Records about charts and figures
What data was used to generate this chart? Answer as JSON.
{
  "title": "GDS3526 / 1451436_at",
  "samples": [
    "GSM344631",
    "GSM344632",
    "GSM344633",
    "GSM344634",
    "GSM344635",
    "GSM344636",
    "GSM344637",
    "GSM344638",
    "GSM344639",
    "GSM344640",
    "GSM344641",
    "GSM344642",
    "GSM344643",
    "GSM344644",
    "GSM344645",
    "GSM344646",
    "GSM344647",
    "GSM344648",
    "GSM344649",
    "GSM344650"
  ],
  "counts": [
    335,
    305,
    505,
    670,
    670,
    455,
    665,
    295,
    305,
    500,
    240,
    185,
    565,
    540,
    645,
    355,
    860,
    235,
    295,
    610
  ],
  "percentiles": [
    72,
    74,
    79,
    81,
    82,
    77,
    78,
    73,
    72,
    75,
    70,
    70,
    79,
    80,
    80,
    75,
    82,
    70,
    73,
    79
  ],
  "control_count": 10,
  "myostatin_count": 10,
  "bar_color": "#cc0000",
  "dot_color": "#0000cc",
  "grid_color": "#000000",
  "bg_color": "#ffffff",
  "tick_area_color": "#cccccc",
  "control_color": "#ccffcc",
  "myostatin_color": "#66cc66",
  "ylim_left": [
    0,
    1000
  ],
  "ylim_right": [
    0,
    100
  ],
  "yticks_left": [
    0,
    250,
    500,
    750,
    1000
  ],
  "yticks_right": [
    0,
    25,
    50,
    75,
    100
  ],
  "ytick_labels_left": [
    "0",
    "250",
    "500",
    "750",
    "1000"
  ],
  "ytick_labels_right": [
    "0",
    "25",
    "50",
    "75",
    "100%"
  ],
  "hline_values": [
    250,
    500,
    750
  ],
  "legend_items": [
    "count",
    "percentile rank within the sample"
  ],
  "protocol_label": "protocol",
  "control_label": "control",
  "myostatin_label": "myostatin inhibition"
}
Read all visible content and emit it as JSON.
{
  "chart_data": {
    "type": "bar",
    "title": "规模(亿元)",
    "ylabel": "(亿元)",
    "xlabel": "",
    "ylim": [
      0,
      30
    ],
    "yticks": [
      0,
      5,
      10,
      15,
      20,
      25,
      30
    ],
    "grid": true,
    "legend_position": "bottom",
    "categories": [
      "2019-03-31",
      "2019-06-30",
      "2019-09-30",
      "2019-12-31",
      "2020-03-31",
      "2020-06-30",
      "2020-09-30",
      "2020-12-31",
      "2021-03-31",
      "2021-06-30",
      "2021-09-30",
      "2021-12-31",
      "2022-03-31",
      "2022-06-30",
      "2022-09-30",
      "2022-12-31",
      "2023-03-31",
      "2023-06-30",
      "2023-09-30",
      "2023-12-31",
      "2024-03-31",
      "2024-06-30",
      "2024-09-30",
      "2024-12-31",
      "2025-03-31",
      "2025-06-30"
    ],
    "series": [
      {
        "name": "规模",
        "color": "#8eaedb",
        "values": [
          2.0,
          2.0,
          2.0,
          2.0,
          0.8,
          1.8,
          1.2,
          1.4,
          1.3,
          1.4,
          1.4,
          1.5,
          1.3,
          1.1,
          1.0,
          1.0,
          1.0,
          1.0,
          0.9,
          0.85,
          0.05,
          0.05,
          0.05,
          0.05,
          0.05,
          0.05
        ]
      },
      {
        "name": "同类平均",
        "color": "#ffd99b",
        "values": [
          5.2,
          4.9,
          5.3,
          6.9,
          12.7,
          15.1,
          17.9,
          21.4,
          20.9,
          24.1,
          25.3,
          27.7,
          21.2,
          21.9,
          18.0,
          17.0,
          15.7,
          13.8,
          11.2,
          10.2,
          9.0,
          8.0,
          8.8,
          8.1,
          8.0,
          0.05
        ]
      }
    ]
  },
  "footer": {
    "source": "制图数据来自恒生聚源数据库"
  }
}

> Exercise details
From the records above, extract every entry exactly as given.

> Written reply
What data was used to generate this chart? Answer as JSON.
{
  "title": "GDS3526 / 1451436_at",
  "samples": [
    "GSM344631",
    "GSM344632",
    "GSM344633",
    "GSM344634",
    "GSM344635",
    "GSM344636",
    "GSM344637",
    "GSM344638",
    "GSM344639",
    "GSM344640",
    "GSM344641",
    "GSM344642",
    "GSM344643",
    "GSM344644",
    "GSM344645",
    "GSM344646",
    "GSM344647",
    "GSM344648",
    "GSM344649",
    "GSM344650"
  ],
  "counts": [
    335,
    305,
    505,
    670,
    670,
    455,
    665,
    295,
    305,
    500,
    240,
    185,
    565,
    540,
    645,
    355,
    860,
    235,
    295,
    610
  ],
  "percentiles": [
    72,
    74,
    79,
    81,
    82,
    77,
    78,
    73,
    72,
    75,
    70,
    70,
    79,
    80,
    80,
    75,
    82,
    70,
    73,
    79
  ],
  "control_count": 10,
  "myostatin_count": 10,
  "bar_color": "#cc0000",
  "dot_color": "#0000cc",
  "grid_color": "#000000",
  "bg_color": "#ffffff",
  "tick_area_color": "#cccccc",
  "control_color": "#ccffcc",
  "myostatin_color": "#66cc66",
  "ylim_left": [
    0,
    1000
  ],
  "ylim_right": [
    0,
    100
  ],
  "yticks_left": [
    0,
    250,
    500,
    750,
    1000
  ],
  "yticks_right": [
    0,
    25,
    50,
    75,
    100
  ],
  "ytick_labels_left": [
    "0",
    "250",
    "500",
    "750",
    "1000"
  ],
  "ytick_labels_right": [
    "0",
    "25",
    "50",
    "75",
    "100%"
  ],
  "hline_values": [
    250,
    500,
    750
  ],
  "legend_items": [
    "count",
    "percentile rank within the sample"
  ],
  "protocol_label": "protocol",
  "control_label": "control",
  "myostatin_label": "myostatin inhibition"
}
Read all visible content and emit it as JSON.
{
  "chart_data": {
    "type": "bar",
    "title": "规模(亿元)",
    "ylabel": "(亿元)",
    "xlabel": "",
    "ylim": [
      0,
      30
    ],
    "yticks": [
      0,
      5,
      10,
      15,
      20,
      25,
      30
    ],
    "grid": true,
    "legend_position": "bottom",
    "categories": [
      "2019-03-31",
      "2019-06-30",
      "2019-09-30",
      "2019-12-31",
      "2020-03-31",
      "2020-06-30",
      "2020-09-30",
      "2020-12-31",
      "2021-03-31",
      "2021-06-30",
      "2021-09-30",
      "2021-12-31",
      "2022-03-31",
      "2022-06-30",
      "2022-09-30",
      "2022-12-31",
      "2023-03-31",
      "2023-06-30",
      "2023-09-30",
      "2023-12-31",
      "2024-03-31",
      "2024-06-30",
      "2024-09-30",
      "2024-12-31",
      "2025-03-31",
      "2025-06-30"
    ],
    "series": [
      {
        "name": "规模",
        "color": "#8eaedb",
        "values": [
          2.0,
          2.0,
          2.0,
          2.0,
          0.8,
          1.8,
          1.2,
          1.4,
          1.3,
          1.4,
          1.4,
          1.5,
          1.3,
          1.1,
          1.0,
          1.0,
          1.0,
          1.0,
          0.9,
          0.85,
          0.05,
          0.05,
          0.05,
          0.05,
          0.05,
          0.05
        ]
      },
      {
        "name": "同类平均",
        "color": "#ffd99b",
        "values": [
          5.2,
          4.9,
          5.3,
          6.9,
          12.7,
          15.1,
          17.9,
          21.4,
          20.9,
          24.1,
          25.3,
          27.7,
          21.2,
          21.9,
          18.0,
          17.0,
          15.7,
          13.8,
          11.2,
          10.2,
          9.0,
          8.0,
          8.8,
          8.1,
          8.0,
          0.05
        ]
      }
    ]
  },
  "footer": {
    "source": "制图数据来自恒生聚源数据库"
  }
}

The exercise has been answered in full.